## Your task
Return the records that follow unaltered. Omit every picture.

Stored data
>>>

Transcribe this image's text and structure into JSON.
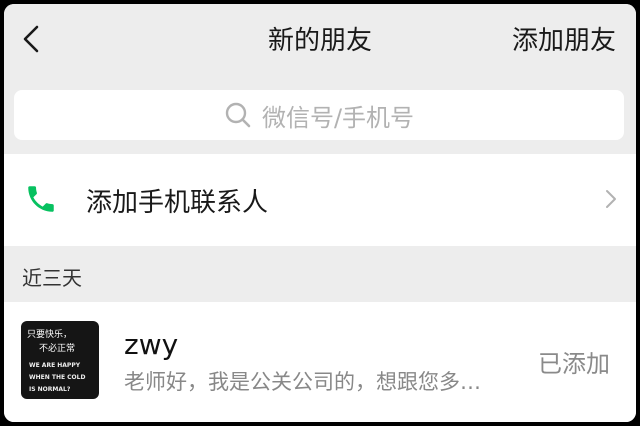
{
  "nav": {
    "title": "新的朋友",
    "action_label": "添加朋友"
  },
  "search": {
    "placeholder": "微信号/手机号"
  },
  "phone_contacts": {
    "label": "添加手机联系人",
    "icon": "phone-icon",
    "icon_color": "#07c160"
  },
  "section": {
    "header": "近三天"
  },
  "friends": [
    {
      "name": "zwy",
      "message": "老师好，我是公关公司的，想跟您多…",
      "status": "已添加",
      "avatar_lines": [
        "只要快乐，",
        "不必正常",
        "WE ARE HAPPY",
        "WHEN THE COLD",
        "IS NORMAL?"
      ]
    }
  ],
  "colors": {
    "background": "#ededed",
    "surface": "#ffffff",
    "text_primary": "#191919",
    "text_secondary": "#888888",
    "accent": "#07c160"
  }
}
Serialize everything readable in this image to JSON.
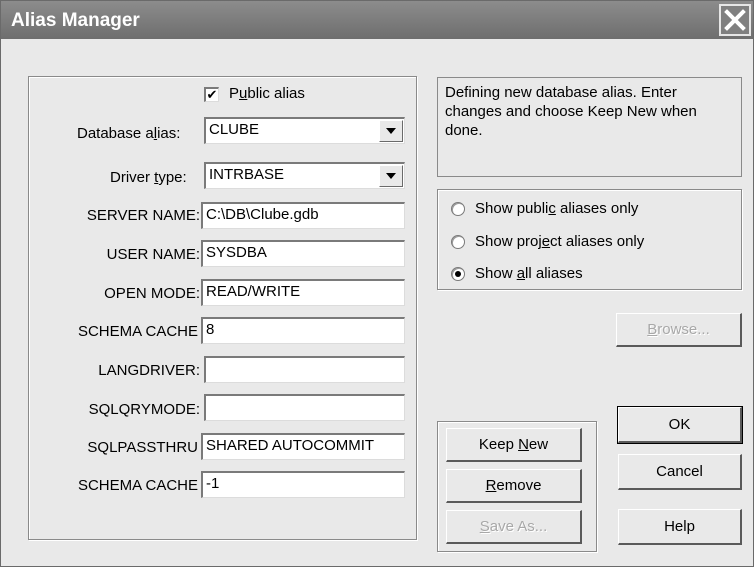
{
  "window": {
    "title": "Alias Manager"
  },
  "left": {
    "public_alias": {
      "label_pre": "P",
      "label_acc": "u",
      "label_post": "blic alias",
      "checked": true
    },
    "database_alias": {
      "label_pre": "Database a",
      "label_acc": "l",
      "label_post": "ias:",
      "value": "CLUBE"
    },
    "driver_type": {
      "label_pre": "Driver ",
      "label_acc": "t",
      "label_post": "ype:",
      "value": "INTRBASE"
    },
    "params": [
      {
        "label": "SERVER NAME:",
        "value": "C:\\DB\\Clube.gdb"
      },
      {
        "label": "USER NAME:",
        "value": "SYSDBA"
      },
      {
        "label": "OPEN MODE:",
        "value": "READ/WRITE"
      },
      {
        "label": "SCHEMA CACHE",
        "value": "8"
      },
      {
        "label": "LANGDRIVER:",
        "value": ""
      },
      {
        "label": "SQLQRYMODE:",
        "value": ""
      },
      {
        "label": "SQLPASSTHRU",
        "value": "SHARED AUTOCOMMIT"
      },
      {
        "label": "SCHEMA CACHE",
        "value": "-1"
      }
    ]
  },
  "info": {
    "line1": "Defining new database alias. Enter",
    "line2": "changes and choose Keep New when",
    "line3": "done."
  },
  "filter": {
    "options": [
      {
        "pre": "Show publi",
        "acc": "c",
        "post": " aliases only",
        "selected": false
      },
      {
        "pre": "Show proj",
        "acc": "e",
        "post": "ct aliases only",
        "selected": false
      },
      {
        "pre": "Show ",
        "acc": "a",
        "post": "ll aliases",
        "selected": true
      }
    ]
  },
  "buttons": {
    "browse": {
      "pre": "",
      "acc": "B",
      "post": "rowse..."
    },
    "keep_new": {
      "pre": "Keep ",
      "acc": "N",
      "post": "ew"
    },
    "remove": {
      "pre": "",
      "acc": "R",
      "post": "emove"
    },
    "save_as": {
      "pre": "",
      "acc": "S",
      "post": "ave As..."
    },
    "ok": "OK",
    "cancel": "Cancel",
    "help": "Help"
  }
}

<<<

## Correct output
Transcribe this image's text and structure into JSON.
{
  "nav": {
    "title": "新的朋友",
    "action_label": "添加朋友"
  },
  "search": {
    "placeholder": "微信号/手机号"
  },
  "phone_contacts": {
    "label": "添加手机联系人",
    "icon": "phone-icon",
    "icon_color": "#07c160"
  },
  "section": {
    "header": "近三天"
  },
  "friends": [
    {
      "name": "zwy",
      "message": "老师好，我是公关公司的，想跟您多…",
      "status": "已添加",
      "avatar_lines": [
        "只要快乐，",
        "不必正常",
        "WE ARE HAPPY",
        "WHEN THE COLD",
        "IS NORMAL?"
      ]
    }
  ],
  "colors": {
    "background": "#ededed",
    "surface": "#ffffff",
    "text_primary": "#191919",
    "text_secondary": "#888888",
    "accent": "#07c160"
  }
}
Serialize everything readable in this image to JSON.
{
  "window": {
    "title": "Alias Manager"
  },
  "left": {
    "public_alias": {
      "label_pre": "P",
      "label_acc": "u",
      "label_post": "blic alias",
      "checked": true
    },
    "database_alias": {
      "label_pre": "Database a",
      "label_acc": "l",
      "label_post": "ias:",
      "value": "CLUBE"
    },
    "driver_type": {
      "label_pre": "Driver ",
      "label_acc": "t",
      "label_post": "ype:",
      "value": "INTRBASE"
    },
    "params": [
      {
        "label": "SERVER NAME:",
        "value": "C:\\DB\\Clube.gdb"
      },
      {
        "label": "USER NAME:",
        "value": "SYSDBA"
      },
      {
        "label": "OPEN MODE:",
        "value": "READ/WRITE"
      },
      {
        "label": "SCHEMA CACHE",
        "value": "8"
      },
      {
        "label": "LANGDRIVER:",
        "value": ""
      },
      {
        "label": "SQLQRYMODE:",
        "value": ""
      },
      {
        "label": "SQLPASSTHRU",
        "value": "SHARED AUTOCOMMIT"
      },
      {
        "label": "SCHEMA CACHE",
        "value": "-1"
      }
    ]
  },
  "info": {
    "line1": "Defining new database alias. Enter",
    "line2": "changes and choose Keep New when",
    "line3": "done."
  },
  "filter": {
    "options": [
      {
        "pre": "Show publi",
        "acc": "c",
        "post": " aliases only",
        "selected": false
      },
      {
        "pre": "Show proj",
        "acc": "e",
        "post": "ct aliases only",
        "selected": false
      },
      {
        "pre": "Show ",
        "acc": "a",
        "post": "ll aliases",
        "selected": true
      }
    ]
  },
  "buttons": {
    "browse": {
      "pre": "",
      "acc": "B",
      "post": "rowse..."
    },
    "keep_new": {
      "pre": "Keep ",
      "acc": "N",
      "post": "ew"
    },
    "remove": {
      "pre": "",
      "acc": "R",
      "post": "emove"
    },
    "save_as": {
      "pre": "",
      "acc": "S",
      "post": "ave As..."
    },
    "ok": "OK",
    "cancel": "Cancel",
    "help": "Help"
  }
}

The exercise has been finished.